[start]

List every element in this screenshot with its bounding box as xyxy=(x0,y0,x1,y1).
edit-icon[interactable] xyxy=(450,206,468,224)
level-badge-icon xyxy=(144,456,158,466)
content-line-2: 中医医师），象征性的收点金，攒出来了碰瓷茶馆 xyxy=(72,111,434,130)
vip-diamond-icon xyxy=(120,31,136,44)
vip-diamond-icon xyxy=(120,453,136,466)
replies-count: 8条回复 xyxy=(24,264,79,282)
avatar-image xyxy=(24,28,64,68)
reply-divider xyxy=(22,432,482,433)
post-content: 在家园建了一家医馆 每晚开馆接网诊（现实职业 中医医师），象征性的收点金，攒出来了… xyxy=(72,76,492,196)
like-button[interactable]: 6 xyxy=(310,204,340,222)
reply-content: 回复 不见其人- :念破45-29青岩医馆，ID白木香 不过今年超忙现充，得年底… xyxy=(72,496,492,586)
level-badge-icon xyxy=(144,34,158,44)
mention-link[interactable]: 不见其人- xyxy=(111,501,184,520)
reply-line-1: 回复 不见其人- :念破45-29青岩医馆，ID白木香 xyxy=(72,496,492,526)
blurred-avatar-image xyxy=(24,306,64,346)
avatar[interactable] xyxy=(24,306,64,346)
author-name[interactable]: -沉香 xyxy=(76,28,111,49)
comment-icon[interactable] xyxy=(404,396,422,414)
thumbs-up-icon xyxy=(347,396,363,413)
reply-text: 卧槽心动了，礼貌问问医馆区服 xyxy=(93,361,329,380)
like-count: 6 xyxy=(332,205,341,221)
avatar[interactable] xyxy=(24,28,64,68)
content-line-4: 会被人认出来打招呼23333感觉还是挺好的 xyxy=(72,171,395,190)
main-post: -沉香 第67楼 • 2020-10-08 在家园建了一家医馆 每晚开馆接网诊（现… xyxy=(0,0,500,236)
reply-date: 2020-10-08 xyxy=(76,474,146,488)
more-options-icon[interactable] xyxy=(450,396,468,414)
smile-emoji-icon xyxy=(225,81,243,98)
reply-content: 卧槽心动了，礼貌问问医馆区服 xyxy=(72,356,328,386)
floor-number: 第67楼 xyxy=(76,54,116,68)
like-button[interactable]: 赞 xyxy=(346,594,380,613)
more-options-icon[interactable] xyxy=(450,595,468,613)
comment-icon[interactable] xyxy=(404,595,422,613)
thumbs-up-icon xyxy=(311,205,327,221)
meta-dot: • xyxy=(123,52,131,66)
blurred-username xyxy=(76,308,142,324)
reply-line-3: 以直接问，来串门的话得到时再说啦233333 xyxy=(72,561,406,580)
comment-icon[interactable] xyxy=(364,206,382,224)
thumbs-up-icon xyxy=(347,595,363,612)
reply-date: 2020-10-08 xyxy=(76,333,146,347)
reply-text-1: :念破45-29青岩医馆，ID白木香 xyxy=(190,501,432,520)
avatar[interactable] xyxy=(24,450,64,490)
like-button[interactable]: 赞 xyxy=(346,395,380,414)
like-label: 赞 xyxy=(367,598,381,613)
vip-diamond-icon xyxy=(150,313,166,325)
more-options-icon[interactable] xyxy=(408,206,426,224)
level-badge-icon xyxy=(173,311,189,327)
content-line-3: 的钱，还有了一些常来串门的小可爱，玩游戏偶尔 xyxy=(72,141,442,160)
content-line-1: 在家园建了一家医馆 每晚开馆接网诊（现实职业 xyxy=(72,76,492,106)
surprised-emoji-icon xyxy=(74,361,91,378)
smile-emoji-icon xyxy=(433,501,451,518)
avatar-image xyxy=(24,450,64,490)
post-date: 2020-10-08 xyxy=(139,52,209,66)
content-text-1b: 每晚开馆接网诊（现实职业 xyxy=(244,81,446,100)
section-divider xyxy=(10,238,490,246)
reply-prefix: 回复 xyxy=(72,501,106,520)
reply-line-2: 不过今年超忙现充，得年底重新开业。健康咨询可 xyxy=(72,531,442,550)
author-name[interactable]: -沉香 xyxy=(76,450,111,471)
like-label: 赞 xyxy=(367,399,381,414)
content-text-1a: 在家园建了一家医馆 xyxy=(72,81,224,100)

[end]

Write the lines of the listing above as a JSON list of strings, one string per line and no blank lines, from the first line through the line containing "reply-divider xyxy=(22,432,482,433)".

*Full output*
[
  "List every element in this screenshot with its bounding box as xyxy=(x0,y0,x1,y1).",
  "edit-icon[interactable] xyxy=(450,206,468,224)",
  "level-badge-icon xyxy=(144,456,158,466)",
  "content-line-2: 中医医师），象征性的收点金，攒出来了碰瓷茶馆 xyxy=(72,111,434,130)",
  "vip-diamond-icon xyxy=(120,31,136,44)",
  "vip-diamond-icon xyxy=(120,453,136,466)",
  "replies-count: 8条回复 xyxy=(24,264,79,282)",
  "avatar-image xyxy=(24,28,64,68)",
  "reply-divider xyxy=(22,432,482,433)"
]